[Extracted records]
(begin)

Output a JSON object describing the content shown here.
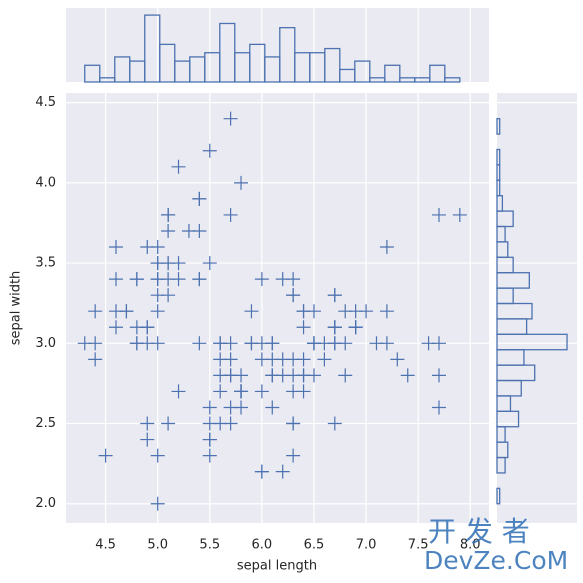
{
  "chart_data": [
    {
      "type": "scatter",
      "x_label": "sepal length",
      "y_label": "sepal width",
      "marker": "+",
      "color": "#4c72b0",
      "grid": true,
      "x": [
        5.1,
        4.9,
        4.7,
        4.6,
        5.0,
        5.4,
        4.6,
        5.0,
        4.4,
        4.9,
        5.4,
        4.8,
        4.8,
        4.3,
        5.8,
        5.7,
        5.4,
        5.1,
        5.7,
        5.1,
        5.4,
        5.1,
        4.6,
        5.1,
        4.8,
        5.0,
        5.0,
        5.2,
        5.2,
        4.7,
        4.8,
        5.4,
        5.2,
        5.5,
        4.9,
        5.0,
        5.5,
        4.9,
        4.4,
        5.1,
        5.0,
        4.5,
        4.4,
        5.0,
        5.1,
        4.8,
        5.1,
        4.6,
        5.3,
        5.0,
        7.0,
        6.4,
        6.9,
        5.5,
        6.5,
        5.7,
        6.3,
        4.9,
        6.6,
        5.2,
        5.0,
        5.9,
        6.0,
        6.1,
        5.6,
        6.7,
        5.6,
        5.8,
        6.2,
        5.6,
        5.9,
        6.1,
        6.3,
        6.1,
        6.4,
        6.6,
        6.8,
        6.7,
        6.0,
        5.7,
        5.5,
        5.5,
        5.8,
        6.0,
        5.4,
        6.0,
        6.7,
        6.3,
        5.6,
        5.5,
        5.5,
        6.1,
        5.8,
        5.0,
        5.6,
        5.7,
        5.7,
        6.2,
        5.1,
        5.7,
        6.3,
        5.8,
        7.1,
        6.3,
        6.5,
        7.6,
        4.9,
        7.3,
        6.7,
        7.2,
        6.5,
        6.4,
        6.8,
        5.7,
        5.8,
        6.4,
        6.5,
        7.7,
        7.7,
        6.0,
        6.9,
        5.6,
        7.7,
        6.3,
        6.7,
        7.2,
        6.2,
        6.1,
        6.4,
        7.2,
        7.4,
        7.9,
        6.4,
        6.3,
        6.1,
        7.7,
        6.3,
        6.4,
        6.0,
        6.9,
        6.7,
        6.9,
        5.8,
        6.8,
        6.7,
        6.7,
        6.3,
        6.5,
        6.2,
        5.9
      ],
      "y": [
        3.5,
        3.0,
        3.2,
        3.1,
        3.6,
        3.9,
        3.4,
        3.4,
        2.9,
        3.1,
        3.7,
        3.4,
        3.0,
        3.0,
        4.0,
        4.4,
        3.9,
        3.5,
        3.8,
        3.8,
        3.4,
        3.7,
        3.6,
        3.3,
        3.4,
        3.0,
        3.4,
        3.5,
        3.4,
        3.2,
        3.1,
        3.4,
        4.1,
        4.2,
        3.1,
        3.2,
        3.5,
        3.6,
        3.0,
        3.4,
        3.5,
        2.3,
        3.2,
        3.5,
        3.8,
        3.0,
        3.8,
        3.2,
        3.7,
        3.3,
        3.2,
        3.2,
        3.1,
        2.3,
        2.8,
        2.8,
        3.3,
        2.4,
        2.9,
        2.7,
        2.0,
        3.0,
        2.2,
        2.9,
        2.9,
        3.1,
        3.0,
        2.7,
        2.2,
        2.5,
        3.2,
        2.8,
        2.5,
        2.8,
        2.9,
        3.0,
        2.8,
        3.0,
        2.9,
        2.6,
        2.4,
        2.4,
        2.7,
        2.7,
        3.0,
        3.4,
        3.1,
        2.3,
        3.0,
        2.5,
        2.6,
        3.0,
        2.6,
        2.3,
        2.7,
        3.0,
        2.9,
        2.9,
        2.5,
        2.8,
        3.3,
        2.7,
        3.0,
        2.9,
        3.0,
        3.0,
        2.5,
        2.9,
        2.5,
        3.6,
        3.2,
        2.7,
        3.0,
        2.5,
        2.8,
        3.2,
        3.0,
        3.8,
        2.6,
        2.2,
        3.2,
        2.8,
        2.8,
        2.7,
        3.3,
        3.2,
        2.8,
        3.0,
        2.8,
        3.0,
        2.8,
        3.8,
        2.8,
        2.8,
        2.6,
        3.0,
        3.4,
        3.1,
        3.0,
        3.1,
        3.1,
        3.1,
        2.7,
        3.2,
        3.3,
        3.0,
        2.5,
        3.0,
        3.4,
        3.0
      ],
      "xlim": [
        4.12,
        8.18
      ],
      "ylim": [
        1.88,
        4.56
      ],
      "xticks": [
        4.5,
        {
          "value": 5,
          "label": "5.0"
        },
        5.5,
        {
          "value": 6,
          "label": "6.0"
        },
        6.5,
        {
          "value": 7,
          "label": "7.0"
        },
        7.5,
        {
          "value": 8,
          "label": "8.0"
        }
      ],
      "yticks": [
        {
          "value": 2,
          "label": "2.0"
        },
        2.5,
        {
          "value": 3,
          "label": "3.0"
        },
        3.5,
        {
          "value": 4,
          "label": "4.0"
        },
        4.5
      ]
    },
    {
      "type": "histogram",
      "orientation": "vertical",
      "color": "#4c72b0",
      "bins": [
        4.3,
        4.444,
        4.588,
        4.732,
        4.876,
        5.02,
        5.164,
        5.308,
        5.452,
        5.596,
        5.74,
        5.884,
        6.028,
        6.172,
        6.316,
        6.46,
        6.604,
        6.748,
        6.892,
        7.036,
        7.18,
        7.324,
        7.468,
        7.612,
        7.756,
        7.9
      ],
      "counts": [
        4,
        1,
        6,
        5,
        16,
        9,
        5,
        6,
        7,
        14,
        7,
        9,
        6,
        13,
        7,
        7,
        8,
        3,
        5,
        1,
        4,
        1,
        1,
        4,
        1
      ],
      "ylim": [
        0,
        17.7
      ]
    },
    {
      "type": "histogram",
      "orientation": "horizontal",
      "color": "#4c72b0",
      "bins": [
        2.0,
        2.096,
        2.192,
        2.288,
        2.384,
        2.48,
        2.576,
        2.672,
        2.768,
        2.864,
        2.96,
        3.056,
        3.152,
        3.248,
        3.344,
        3.44,
        3.536,
        3.632,
        3.728,
        3.824,
        3.92,
        4.016,
        4.112,
        4.208,
        4.304,
        4.4
      ],
      "counts": [
        1,
        0,
        3,
        4,
        3,
        8,
        5,
        9,
        14,
        10,
        26,
        11,
        13,
        6,
        12,
        6,
        4,
        3,
        6,
        2,
        1,
        1,
        1,
        0,
        1
      ],
      "xlim": [
        0,
        29.7
      ]
    }
  ],
  "watermark": [
    "开 发 者",
    "DevZe.CoM"
  ]
}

(end)

**Task**
List each line of the entries that holds the string "orientation".

**The answer**
      "orientation": "vertical",
      "orientation": "horizontal",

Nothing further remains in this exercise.